Some records
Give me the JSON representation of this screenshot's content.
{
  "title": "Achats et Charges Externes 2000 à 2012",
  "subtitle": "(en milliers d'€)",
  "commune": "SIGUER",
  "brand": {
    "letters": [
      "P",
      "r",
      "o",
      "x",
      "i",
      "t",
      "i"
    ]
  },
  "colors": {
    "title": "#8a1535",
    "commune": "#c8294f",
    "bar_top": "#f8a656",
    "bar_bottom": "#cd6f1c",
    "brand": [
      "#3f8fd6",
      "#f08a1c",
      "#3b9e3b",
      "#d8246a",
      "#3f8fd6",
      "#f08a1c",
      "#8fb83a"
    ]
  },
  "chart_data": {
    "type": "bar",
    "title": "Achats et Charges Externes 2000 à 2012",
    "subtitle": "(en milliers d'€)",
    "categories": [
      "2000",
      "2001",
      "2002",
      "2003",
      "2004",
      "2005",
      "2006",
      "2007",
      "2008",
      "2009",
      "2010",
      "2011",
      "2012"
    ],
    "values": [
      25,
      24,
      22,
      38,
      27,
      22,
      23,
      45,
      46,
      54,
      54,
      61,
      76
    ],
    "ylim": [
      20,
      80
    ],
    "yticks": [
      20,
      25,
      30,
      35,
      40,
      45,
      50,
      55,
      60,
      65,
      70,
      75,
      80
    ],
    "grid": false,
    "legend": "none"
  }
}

## Instruction
Reproduce the entire listing word for word.

## Response
Give me the JSON representation of this screenshot's content.
{
  "title": "Achats et Charges Externes 2000 à 2012",
  "subtitle": "(en milliers d'€)",
  "commune": "SIGUER",
  "brand": {
    "letters": [
      "P",
      "r",
      "o",
      "x",
      "i",
      "t",
      "i"
    ]
  },
  "colors": {
    "title": "#8a1535",
    "commune": "#c8294f",
    "bar_top": "#f8a656",
    "bar_bottom": "#cd6f1c",
    "brand": [
      "#3f8fd6",
      "#f08a1c",
      "#3b9e3b",
      "#d8246a",
      "#3f8fd6",
      "#f08a1c",
      "#8fb83a"
    ]
  },
  "chart_data": {
    "type": "bar",
    "title": "Achats et Charges Externes 2000 à 2012",
    "subtitle": "(en milliers d'€)",
    "categories": [
      "2000",
      "2001",
      "2002",
      "2003",
      "2004",
      "2005",
      "2006",
      "2007",
      "2008",
      "2009",
      "2010",
      "2011",
      "2012"
    ],
    "values": [
      25,
      24,
      22,
      38,
      27,
      22,
      23,
      45,
      46,
      54,
      54,
      61,
      76
    ],
    "ylim": [
      20,
      80
    ],
    "yticks": [
      20,
      25,
      30,
      35,
      40,
      45,
      50,
      55,
      60,
      65,
      70,
      75,
      80
    ],
    "grid": false,
    "legend": "none"
  }
}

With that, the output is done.